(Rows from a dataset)
☆ ☆ ☆ ☆
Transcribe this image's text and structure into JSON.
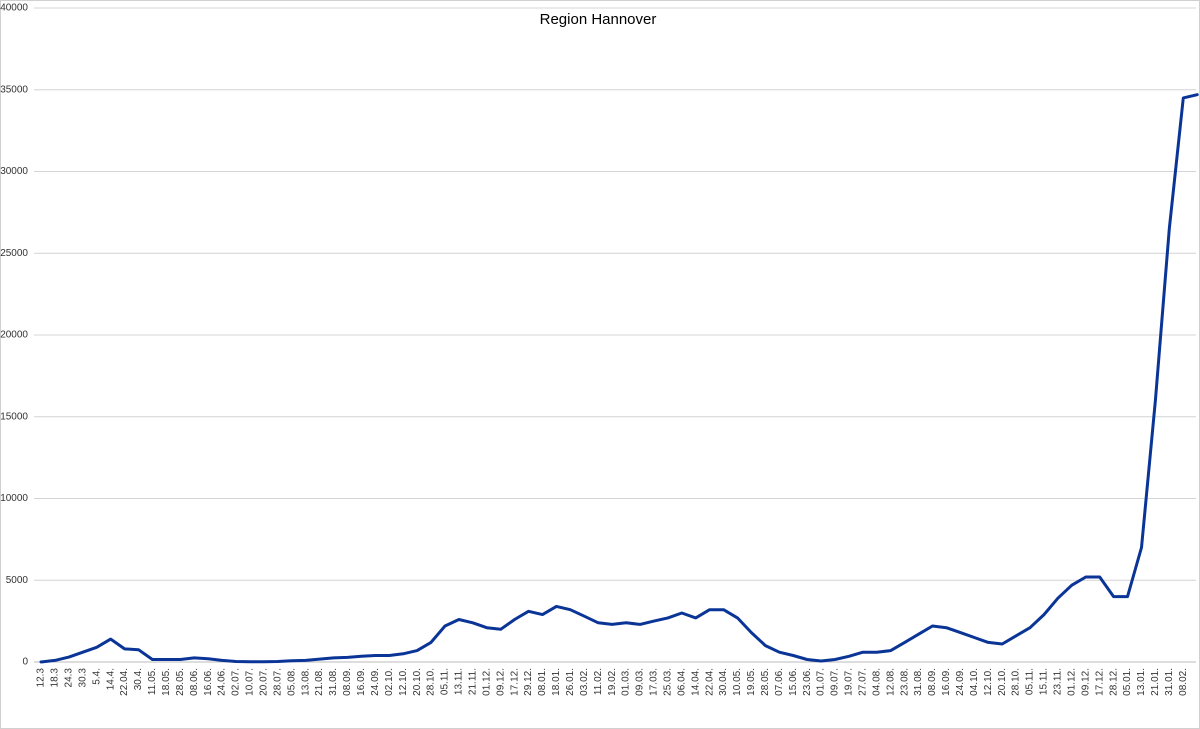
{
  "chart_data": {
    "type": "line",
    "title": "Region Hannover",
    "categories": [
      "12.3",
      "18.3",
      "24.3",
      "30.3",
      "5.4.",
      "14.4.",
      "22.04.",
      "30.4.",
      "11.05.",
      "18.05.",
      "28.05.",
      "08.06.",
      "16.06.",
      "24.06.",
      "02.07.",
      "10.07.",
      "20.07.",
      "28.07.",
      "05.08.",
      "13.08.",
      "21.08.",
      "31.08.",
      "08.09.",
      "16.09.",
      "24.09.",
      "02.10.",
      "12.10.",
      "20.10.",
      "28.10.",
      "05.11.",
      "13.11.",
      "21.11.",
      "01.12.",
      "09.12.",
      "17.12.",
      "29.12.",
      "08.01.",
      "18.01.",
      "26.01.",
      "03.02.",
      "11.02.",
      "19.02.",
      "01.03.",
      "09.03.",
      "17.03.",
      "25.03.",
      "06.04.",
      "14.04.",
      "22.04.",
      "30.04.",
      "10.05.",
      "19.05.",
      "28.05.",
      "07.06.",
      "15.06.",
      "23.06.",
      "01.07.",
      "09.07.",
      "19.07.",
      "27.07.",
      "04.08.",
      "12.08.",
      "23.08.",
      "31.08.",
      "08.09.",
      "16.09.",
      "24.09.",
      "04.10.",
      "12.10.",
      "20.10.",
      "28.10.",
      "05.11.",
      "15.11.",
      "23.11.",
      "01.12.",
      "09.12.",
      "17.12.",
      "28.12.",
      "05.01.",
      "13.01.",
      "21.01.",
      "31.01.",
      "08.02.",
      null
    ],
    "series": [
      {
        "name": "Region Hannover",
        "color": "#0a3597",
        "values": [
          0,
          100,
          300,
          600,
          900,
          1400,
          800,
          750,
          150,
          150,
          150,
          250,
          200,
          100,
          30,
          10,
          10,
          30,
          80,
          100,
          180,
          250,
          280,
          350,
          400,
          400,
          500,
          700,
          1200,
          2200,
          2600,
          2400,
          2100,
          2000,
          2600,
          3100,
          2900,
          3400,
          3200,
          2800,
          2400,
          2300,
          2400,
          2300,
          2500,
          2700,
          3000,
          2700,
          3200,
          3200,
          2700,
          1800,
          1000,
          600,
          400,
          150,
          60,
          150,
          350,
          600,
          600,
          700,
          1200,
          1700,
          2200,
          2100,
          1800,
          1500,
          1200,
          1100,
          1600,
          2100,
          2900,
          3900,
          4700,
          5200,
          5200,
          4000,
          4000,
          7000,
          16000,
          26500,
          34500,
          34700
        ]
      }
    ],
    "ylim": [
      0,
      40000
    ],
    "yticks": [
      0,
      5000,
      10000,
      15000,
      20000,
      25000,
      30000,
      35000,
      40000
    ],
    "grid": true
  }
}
☆ ☆ ☆ ☆
Without the images, write out each line of the data verbatim.

Transcribe this image's text and structure into JSON.
{
  "chart_data": {
    "type": "line",
    "title": "Region Hannover",
    "categories": [
      "12.3",
      "18.3",
      "24.3",
      "30.3",
      "5.4.",
      "14.4.",
      "22.04.",
      "30.4.",
      "11.05.",
      "18.05.",
      "28.05.",
      "08.06.",
      "16.06.",
      "24.06.",
      "02.07.",
      "10.07.",
      "20.07.",
      "28.07.",
      "05.08.",
      "13.08.",
      "21.08.",
      "31.08.",
      "08.09.",
      "16.09.",
      "24.09.",
      "02.10.",
      "12.10.",
      "20.10.",
      "28.10.",
      "05.11.",
      "13.11.",
      "21.11.",
      "01.12.",
      "09.12.",
      "17.12.",
      "29.12.",
      "08.01.",
      "18.01.",
      "26.01.",
      "03.02.",
      "11.02.",
      "19.02.",
      "01.03.",
      "09.03.",
      "17.03.",
      "25.03.",
      "06.04.",
      "14.04.",
      "22.04.",
      "30.04.",
      "10.05.",
      "19.05.",
      "28.05.",
      "07.06.",
      "15.06.",
      "23.06.",
      "01.07.",
      "09.07.",
      "19.07.",
      "27.07.",
      "04.08.",
      "12.08.",
      "23.08.",
      "31.08.",
      "08.09.",
      "16.09.",
      "24.09.",
      "04.10.",
      "12.10.",
      "20.10.",
      "28.10.",
      "05.11.",
      "15.11.",
      "23.11.",
      "01.12.",
      "09.12.",
      "17.12.",
      "28.12.",
      "05.01.",
      "13.01.",
      "21.01.",
      "31.01.",
      "08.02.",
      null
    ],
    "series": [
      {
        "name": "Region Hannover",
        "color": "#0a3597",
        "values": [
          0,
          100,
          300,
          600,
          900,
          1400,
          800,
          750,
          150,
          150,
          150,
          250,
          200,
          100,
          30,
          10,
          10,
          30,
          80,
          100,
          180,
          250,
          280,
          350,
          400,
          400,
          500,
          700,
          1200,
          2200,
          2600,
          2400,
          2100,
          2000,
          2600,
          3100,
          2900,
          3400,
          3200,
          2800,
          2400,
          2300,
          2400,
          2300,
          2500,
          2700,
          3000,
          2700,
          3200,
          3200,
          2700,
          1800,
          1000,
          600,
          400,
          150,
          60,
          150,
          350,
          600,
          600,
          700,
          1200,
          1700,
          2200,
          2100,
          1800,
          1500,
          1200,
          1100,
          1600,
          2100,
          2900,
          3900,
          4700,
          5200,
          5200,
          4000,
          4000,
          7000,
          16000,
          26500,
          34500,
          34700
        ]
      }
    ],
    "ylim": [
      0,
      40000
    ],
    "yticks": [
      0,
      5000,
      10000,
      15000,
      20000,
      25000,
      30000,
      35000,
      40000
    ],
    "grid": true
  }
}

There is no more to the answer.